- Data in this exercise -
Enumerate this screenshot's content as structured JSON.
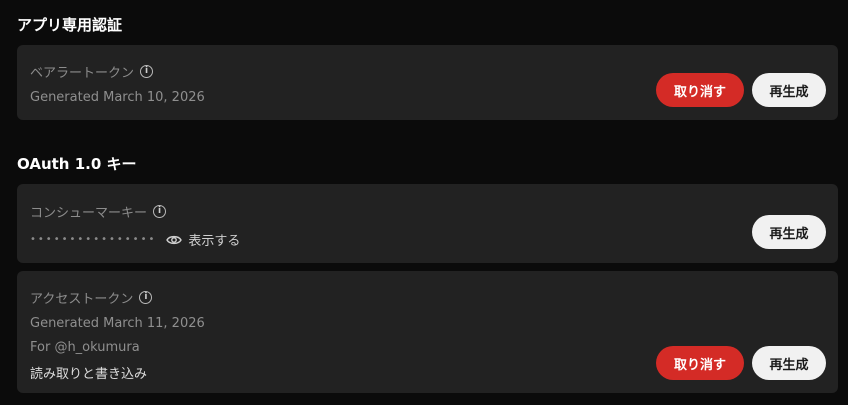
{
  "app_auth": {
    "title": "アプリ専用認証",
    "bearer": {
      "label": "ベアラートークン",
      "generated": "Generated March 10, 2026",
      "revoke_label": "取り消す",
      "regenerate_label": "再生成"
    }
  },
  "oauth": {
    "title": "OAuth 1.0 キー",
    "consumer": {
      "label": "コンシューマーキー",
      "masked_value": "••••••••••••••••",
      "show_label": "表示する",
      "regenerate_label": "再生成"
    },
    "access": {
      "label": "アクセストークン",
      "generated": "Generated March 11, 2026",
      "for_user": "For @h_okumura",
      "permission": "読み取りと書き込み",
      "revoke_label": "取り消す",
      "regenerate_label": "再生成"
    }
  },
  "icons": {
    "info": "info-icon",
    "eye": "eye-icon"
  },
  "colors": {
    "background": "#0b0b0b",
    "card": "#222222",
    "revoke": "#d42b26",
    "regenerate": "#f1f1f1"
  }
}
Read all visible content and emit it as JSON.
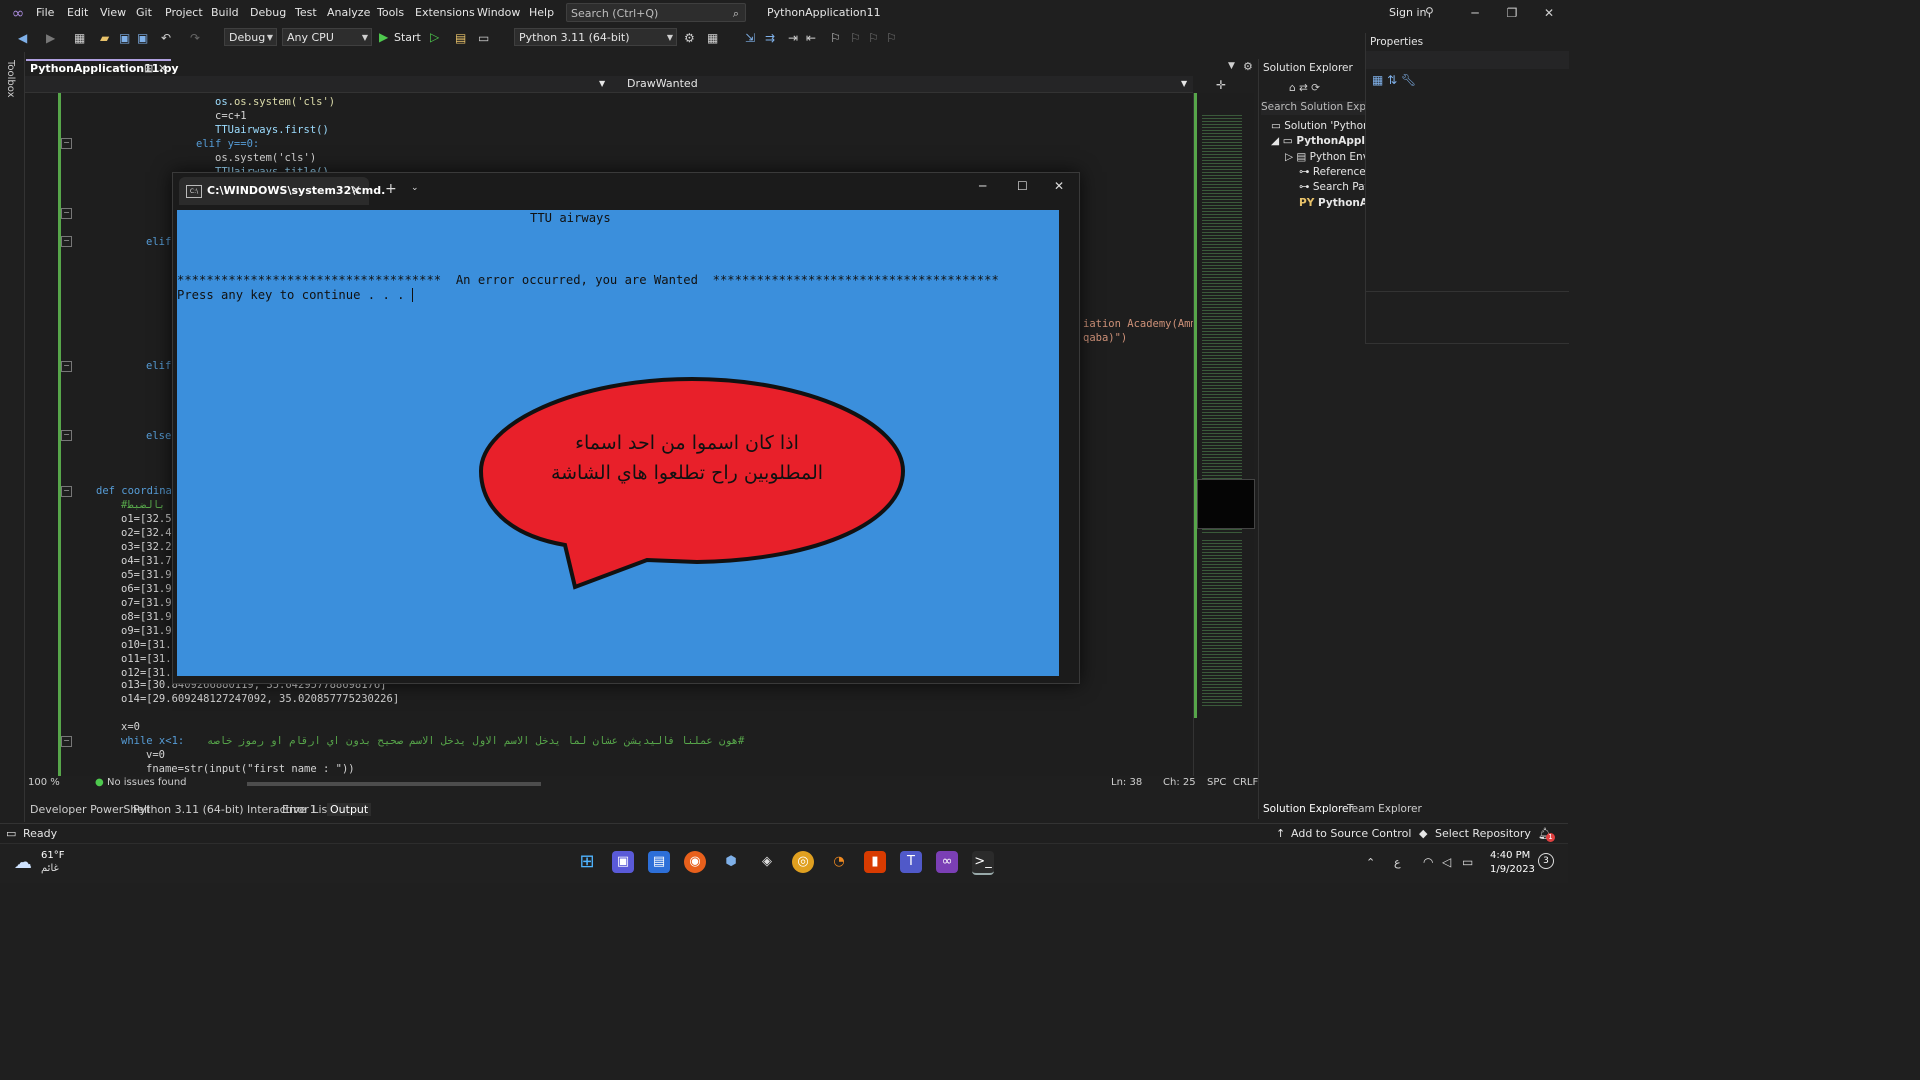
{
  "menu": [
    "File",
    "Edit",
    "View",
    "Git",
    "Project",
    "Build",
    "Debug",
    "Test",
    "Analyze",
    "Tools",
    "Extensions",
    "Window",
    "Help"
  ],
  "search_placeholder": "Search (Ctrl+Q)",
  "app_title": "PythonApplication11",
  "sign_in": "Sign in",
  "toolbar": {
    "config": "Debug",
    "platform": "Any CPU",
    "start": "Start",
    "environment": "Python 3.11 (64-bit)"
  },
  "toolbox_label": "Toolbox",
  "doc_tab": "PythonApplication11.py",
  "nav_member": "DrawWanted",
  "code_lines": {
    "l1": "os.system('cls')",
    "l2": "c=c+1",
    "l3": "TTUairways.first()",
    "l4": "elif y==0:",
    "l5": "os.system('cls')",
    "l6": "TTUairways.title()",
    "elif1": "elif",
    "elif2": "elif",
    "else1": "else",
    "defline": "def coordina",
    "comment1": "#بالضبط",
    "o1": "o1=[32.5",
    "o2": "o2=[32.4",
    "o3": "o3=[32.2",
    "o4": "o4=[31.7",
    "o5": "o5=[31.9",
    "o6": "o6=[31.9",
    "o7": "o7=[31.9",
    "o8": "o8=[31.9",
    "o9": "o9=[31.9",
    "o10": "o10=[31.",
    "o11": "o11=[31.",
    "o12": "o12=[31.",
    "o13": "o13=[30.8409266880119, 35.642957788698176]",
    "o14": "o14=[29.609248127247092, 35.020857775230226]",
    "x0": "x=0",
    "while": "while x<1:",
    "whilecomment": "#هون عملنا فاليديشن عشان لما يدخل الاسم الاول يدخل الاسم صحيح بدون اي ارقام او رموز خاصه",
    "v0": "v=0",
    "fname": "fname=str(input(\"first name : \"))",
    "right1": "iation Academy(Amm",
    "right2": "qaba)\")"
  },
  "editor_status": {
    "zoom": "100 %",
    "issues": "No issues found",
    "line": "Ln: 38",
    "col": "Ch: 25",
    "spc": "SPC",
    "crlf": "CRLF"
  },
  "bottom_tabs": [
    "Developer PowerShell",
    "Python 3.11 (64-bit) Interactive 1",
    "Error List",
    "Output"
  ],
  "solution_explorer": {
    "title": "Solution Explorer",
    "search": "Search Solution Explore",
    "items": [
      "Solution 'PythonA",
      "PythonApplica",
      "Python Env",
      "References",
      "Search Path",
      "PythonApp"
    ]
  },
  "properties_title": "Properties",
  "se_tabs": [
    "Solution Explorer",
    "Team Explorer"
  ],
  "status": {
    "ready": "Ready",
    "source_control": "Add to Source Control",
    "repo": "Select Repository",
    "notifications": "1"
  },
  "cmd": {
    "tab_title": "C:\\WINDOWS\\system32\\cmd.",
    "header": "TTU airways",
    "error_line": "************************************  An error occurred, you are Wanted  ***************************************",
    "press_key": "Press any key to continue . . .",
    "bubble_line1": "اذا كان اسموا من احد اسماء",
    "bubble_line2": "المطلوبين راح تطلعوا هاي الشاشة"
  },
  "taskbar": {
    "weather_temp": "61°F",
    "weather_desc": "غائم",
    "time": "4:40 PM",
    "date": "1/9/2023",
    "lang": "ع",
    "badge": "3"
  },
  "colors": {
    "console_bg": "#3b8fdc",
    "bubble_fill": "#e8202a",
    "accent": "#a98bdc"
  }
}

- Stated problem -
In your copy of the listing above, reproduce each line exactly and omit all pictures.

- Solution for this task -
Enumerate this screenshot's content as structured JSON.
{
  "app_auth": {
    "title": "アプリ専用認証",
    "bearer": {
      "label": "ベアラートークン",
      "generated": "Generated March 10, 2026",
      "revoke_label": "取り消す",
      "regenerate_label": "再生成"
    }
  },
  "oauth": {
    "title": "OAuth 1.0 キー",
    "consumer": {
      "label": "コンシューマーキー",
      "masked_value": "••••••••••••••••",
      "show_label": "表示する",
      "regenerate_label": "再生成"
    },
    "access": {
      "label": "アクセストークン",
      "generated": "Generated March 11, 2026",
      "for_user": "For @h_okumura",
      "permission": "読み取りと書き込み",
      "revoke_label": "取り消す",
      "regenerate_label": "再生成"
    }
  },
  "icons": {
    "info": "info-icon",
    "eye": "eye-icon"
  },
  "colors": {
    "background": "#0b0b0b",
    "card": "#222222",
    "revoke": "#d42b26",
    "regenerate": "#f1f1f1"
  }
}
Read all visible content and emit it as JSON.
{
  "menu": [
    "File",
    "Edit",
    "View",
    "Git",
    "Project",
    "Build",
    "Debug",
    "Test",
    "Analyze",
    "Tools",
    "Extensions",
    "Window",
    "Help"
  ],
  "search_placeholder": "Search (Ctrl+Q)",
  "app_title": "PythonApplication11",
  "sign_in": "Sign in",
  "toolbar": {
    "config": "Debug",
    "platform": "Any CPU",
    "start": "Start",
    "environment": "Python 3.11 (64-bit)"
  },
  "toolbox_label": "Toolbox",
  "doc_tab": "PythonApplication11.py",
  "nav_member": "DrawWanted",
  "code_lines": {
    "l1": "os.system('cls')",
    "l2": "c=c+1",
    "l3": "TTUairways.first()",
    "l4": "elif y==0:",
    "l5": "os.system('cls')",
    "l6": "TTUairways.title()",
    "elif1": "elif",
    "elif2": "elif",
    "else1": "else",
    "defline": "def coordina",
    "comment1": "#بالضبط",
    "o1": "o1=[32.5",
    "o2": "o2=[32.4",
    "o3": "o3=[32.2",
    "o4": "o4=[31.7",
    "o5": "o5=[31.9",
    "o6": "o6=[31.9",
    "o7": "o7=[31.9",
    "o8": "o8=[31.9",
    "o9": "o9=[31.9",
    "o10": "o10=[31.",
    "o11": "o11=[31.",
    "o12": "o12=[31.",
    "o13": "o13=[30.8409266880119, 35.642957788698176]",
    "o14": "o14=[29.609248127247092, 35.020857775230226]",
    "x0": "x=0",
    "while": "while x<1:",
    "whilecomment": "#هون عملنا فاليديشن عشان لما يدخل الاسم الاول يدخل الاسم صحيح بدون اي ارقام او رموز خاصه",
    "v0": "v=0",
    "fname": "fname=str(input(\"first name : \"))",
    "right1": "iation Academy(Amm",
    "right2": "qaba)\")"
  },
  "editor_status": {
    "zoom": "100 %",
    "issues": "No issues found",
    "line": "Ln: 38",
    "col": "Ch: 25",
    "spc": "SPC",
    "crlf": "CRLF"
  },
  "bottom_tabs": [
    "Developer PowerShell",
    "Python 3.11 (64-bit) Interactive 1",
    "Error List",
    "Output"
  ],
  "solution_explorer": {
    "title": "Solution Explorer",
    "search": "Search Solution Explore",
    "items": [
      "Solution 'PythonA",
      "PythonApplica",
      "Python Env",
      "References",
      "Search Path",
      "PythonApp"
    ]
  },
  "properties_title": "Properties",
  "se_tabs": [
    "Solution Explorer",
    "Team Explorer"
  ],
  "status": {
    "ready": "Ready",
    "source_control": "Add to Source Control",
    "repo": "Select Repository",
    "notifications": "1"
  },
  "cmd": {
    "tab_title": "C:\\WINDOWS\\system32\\cmd.",
    "header": "TTU airways",
    "error_line": "************************************  An error occurred, you are Wanted  ***************************************",
    "press_key": "Press any key to continue . . .",
    "bubble_line1": "اذا كان اسموا من احد اسماء",
    "bubble_line2": "المطلوبين راح تطلعوا هاي الشاشة"
  },
  "taskbar": {
    "weather_temp": "61°F",
    "weather_desc": "غائم",
    "time": "4:40 PM",
    "date": "1/9/2023",
    "lang": "ع",
    "badge": "3"
  },
  "colors": {
    "console_bg": "#3b8fdc",
    "bubble_fill": "#e8202a",
    "accent": "#a98bdc"
  }
}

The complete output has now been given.